**AIM OF THE EXERCISE**
Quote each line exactly, from the line that contains "Extract the structured" down to the last line of the listing, and no other lines.

================

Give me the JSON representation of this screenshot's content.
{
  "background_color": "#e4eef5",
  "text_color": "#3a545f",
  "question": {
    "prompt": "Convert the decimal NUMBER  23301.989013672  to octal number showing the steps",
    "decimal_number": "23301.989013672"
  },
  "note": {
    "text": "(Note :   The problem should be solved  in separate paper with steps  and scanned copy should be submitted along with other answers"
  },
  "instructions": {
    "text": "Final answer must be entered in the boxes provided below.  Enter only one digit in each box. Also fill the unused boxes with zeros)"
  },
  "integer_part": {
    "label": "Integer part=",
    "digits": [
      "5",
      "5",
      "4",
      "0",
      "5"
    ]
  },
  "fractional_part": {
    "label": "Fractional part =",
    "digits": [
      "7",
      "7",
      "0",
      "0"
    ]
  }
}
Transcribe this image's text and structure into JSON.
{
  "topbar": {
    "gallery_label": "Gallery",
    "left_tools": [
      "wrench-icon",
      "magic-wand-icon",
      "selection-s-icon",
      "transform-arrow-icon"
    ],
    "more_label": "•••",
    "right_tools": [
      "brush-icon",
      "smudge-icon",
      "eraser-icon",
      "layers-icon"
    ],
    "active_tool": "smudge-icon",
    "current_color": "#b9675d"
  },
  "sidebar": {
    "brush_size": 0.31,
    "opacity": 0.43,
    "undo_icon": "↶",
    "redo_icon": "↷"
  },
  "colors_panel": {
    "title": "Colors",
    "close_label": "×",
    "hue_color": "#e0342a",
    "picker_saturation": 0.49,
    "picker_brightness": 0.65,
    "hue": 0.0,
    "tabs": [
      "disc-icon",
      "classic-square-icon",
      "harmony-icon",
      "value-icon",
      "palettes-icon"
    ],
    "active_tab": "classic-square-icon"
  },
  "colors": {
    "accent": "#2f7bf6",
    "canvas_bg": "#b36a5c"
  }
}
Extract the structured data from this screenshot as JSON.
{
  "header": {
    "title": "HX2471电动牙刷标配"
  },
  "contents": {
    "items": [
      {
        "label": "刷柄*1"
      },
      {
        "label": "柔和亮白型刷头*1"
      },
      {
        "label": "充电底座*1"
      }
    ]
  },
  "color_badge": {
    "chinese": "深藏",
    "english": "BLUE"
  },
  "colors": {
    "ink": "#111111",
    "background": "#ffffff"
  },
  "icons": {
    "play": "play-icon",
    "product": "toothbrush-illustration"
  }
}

================

**SOLUTION**
Extract the structured data from this screenshot as JSON.
{
  "header": {
    "title": "HX2471电动牙刷标配"
  },
  "contents": {
    "items": [
      {
        "label": "刷柄*1"
      },
      {
        "label": "柔和亮白型刷头*1"
      },
      {
        "label": "充电底座*1"
      }
    ]
  },
  "color_badge": {
    "chinese": "深藏",
    "english": "BLUE"
  },
  "colors": {
    "ink": "#111111",
    "background": "#ffffff"
  },
  "icons": {
    "play": "play-icon",
    "product": "toothbrush-illustration"
  }
}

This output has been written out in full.